— What is asked —
a. Quote the text on Tyler Perry word for word. Begin at the words "Tyler Perry and" and stop after "of money film!".
b. Answer these questions from the text on Tyler Perry:
(i) According to the text, what is Tyler Perry selling?
(ii) How many gallons of "Live and Let God" does the ingredient list call for?
(iii) In the list, why are the children acting out?
c. Continue the text on Tyler Perry from where it ends.

— Reading text —

Tyler Perry and colored girls
Tyler Perry is King of black entertainment. He’s raking in billions and black folks are flooding the theatres in droves to see his movies. He also had a best selling book. So what is he selling? Religion, traditionalism, and a formula.
This blogger says it very well
Some ingredients for a Tyler Perry Madea film include…
1 cup one dimensional cheating and evil with it devilishly bad black man
2 cups black woman gone wrong
3 gallons Live and Let God
1 cup unappreciated hard working blue collar black man looking for a “good woman”
2 cups chil’ren acting out because they aren’t being raised in the church
2 or 3 famous black people/singersMix any three ingredients or all that shit up first and then toss Madea’s ass up in the bowl, stir and bake and serve up to the masses.
Ta da – you’ve got yourself a guaranteed to get shit reviews but make lots and lots of money film!

— Provided material —

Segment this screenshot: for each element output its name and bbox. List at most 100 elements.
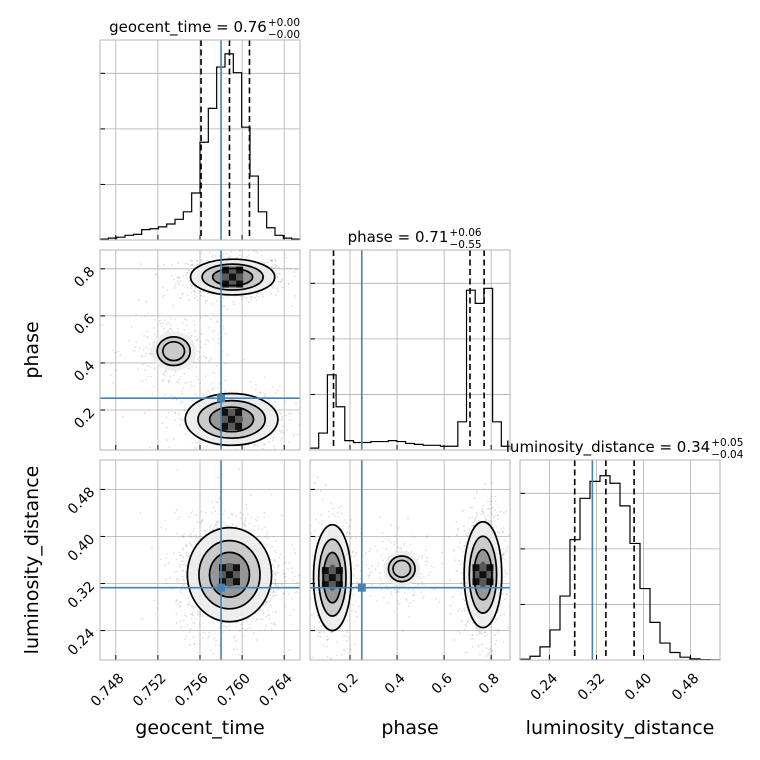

— Expected answers —
a.
Tyler Perry and colored girls
Tyler Perry is King of black entertainment. He’s raking in billions and black folks are flooding the theatres in droves to see his movies. He also had a best selling book. So what is he selling? Religion, traditionalism, and a formula.
This blogger says it very well
Some ingredients for a Tyler Perry Madea film include…
1 cup one dimensional cheating and evil with it devilishly bad black man
2 cups black woman gone wrong
3 gallons Live and Let God
1 cup unappreciated hard working blue collar black man looking for a “good woman”
2 cups chil’ren acting out because they aren’t being raised in the church
2 or 3 famous black people/singersMix any three ingredients or all that shit up first and then toss Madea’s ass up in the bowl, stir and bake and serve up to the masses.
Ta da – you’ve got yourself a guaranteed to get shit reviews but make lots and lots of money film!

b.
(i) Religion, traditionalism, and a formula.
(ii) Three gallons.
(iii) Because they aren't being raised in the church.

c.
[snort!]
We get melodrama and coonery at the same time. And we love it.
I had to add my word to the many excellent posts in the blogosphere on the issue of Tyler Perry remaking Ntozake Shange’s for colored girls who have considered suicide when the rainbow is enuf…My word is WTF? Another blogger named Thembi expressed my feelings near perfectly
Getting his hot little hands on Ntozake Shange’s 1975 play “For Colored Girls who Have Considered Suicide When the Rainbow is Enuf,” was coup of the year for Tyler Perry. Not only will he produce and direct the upcoming film version, the King of Coonery will also write the adaptation of what may be the most important work about black female identity ever. Ask any black woman, especially the artsy/moody/self-aware type, about “For Colored Girls…” and she will respond with a wistful look and fond memories.
I’m also scared the Tyler Perry is going to fuck up our movie. To this date he has shown no shaded literary nuances in his stereotypical portrayals of traditional and formulaic black women.
But are white folks (the ones who make the decisions and control the purse strings) just trying to give us what we want? We spend tons of money on Tyler Perry. He is undoubtably what some black folks want.
What the people who decide what’s labeled as the black brand of entertainment don’t seem to understand is that some, even most, black folk aren’t all black folk. They only get dollar signs.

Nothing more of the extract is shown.